Given instruction: Could you write out the records below exactly as they appear, leaving out any pictures?

Information provided:
....

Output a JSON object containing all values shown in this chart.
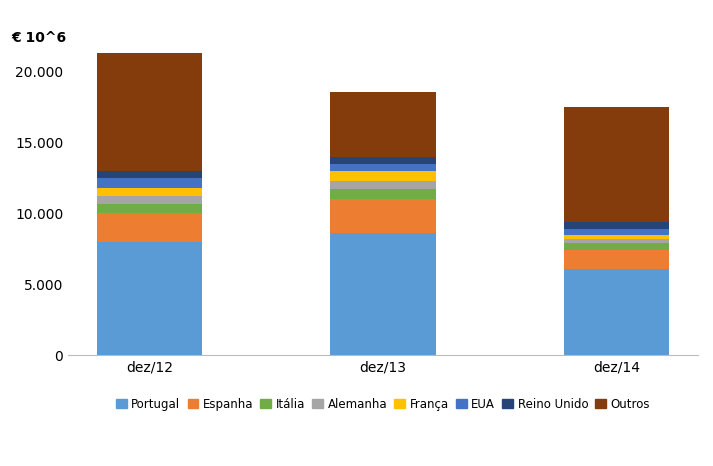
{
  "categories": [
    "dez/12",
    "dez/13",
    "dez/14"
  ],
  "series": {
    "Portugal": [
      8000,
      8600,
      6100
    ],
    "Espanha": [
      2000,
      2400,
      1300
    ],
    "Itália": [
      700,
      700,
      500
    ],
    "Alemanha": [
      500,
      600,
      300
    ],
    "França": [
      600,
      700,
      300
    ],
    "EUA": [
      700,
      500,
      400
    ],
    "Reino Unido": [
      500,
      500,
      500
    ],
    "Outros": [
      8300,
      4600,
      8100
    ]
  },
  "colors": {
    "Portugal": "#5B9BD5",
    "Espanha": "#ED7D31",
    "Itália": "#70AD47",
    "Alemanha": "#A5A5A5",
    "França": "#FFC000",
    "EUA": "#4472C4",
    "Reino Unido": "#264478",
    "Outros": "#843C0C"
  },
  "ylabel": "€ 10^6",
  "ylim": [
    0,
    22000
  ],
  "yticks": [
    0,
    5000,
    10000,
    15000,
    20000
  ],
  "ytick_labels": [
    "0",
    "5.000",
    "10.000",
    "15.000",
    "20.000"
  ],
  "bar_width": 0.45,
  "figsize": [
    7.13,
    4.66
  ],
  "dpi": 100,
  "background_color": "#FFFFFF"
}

....

Answer for this exercise:
Output a JSON object containing all values shown in this chart.
{
  "categories": [
    "dez/12",
    "dez/13",
    "dez/14"
  ],
  "series": {
    "Portugal": [
      8000,
      8600,
      6100
    ],
    "Espanha": [
      2000,
      2400,
      1300
    ],
    "Itália": [
      700,
      700,
      500
    ],
    "Alemanha": [
      500,
      600,
      300
    ],
    "França": [
      600,
      700,
      300
    ],
    "EUA": [
      700,
      500,
      400
    ],
    "Reino Unido": [
      500,
      500,
      500
    ],
    "Outros": [
      8300,
      4600,
      8100
    ]
  },
  "colors": {
    "Portugal": "#5B9BD5",
    "Espanha": "#ED7D31",
    "Itália": "#70AD47",
    "Alemanha": "#A5A5A5",
    "França": "#FFC000",
    "EUA": "#4472C4",
    "Reino Unido": "#264478",
    "Outros": "#843C0C"
  },
  "ylabel": "€ 10^6",
  "ylim": [
    0,
    22000
  ],
  "yticks": [
    0,
    5000,
    10000,
    15000,
    20000
  ],
  "ytick_labels": [
    "0",
    "5.000",
    "10.000",
    "15.000",
    "20.000"
  ],
  "bar_width": 0.45,
  "figsize": [
    7.13,
    4.66
  ],
  "dpi": 100,
  "background_color": "#FFFFFF"
}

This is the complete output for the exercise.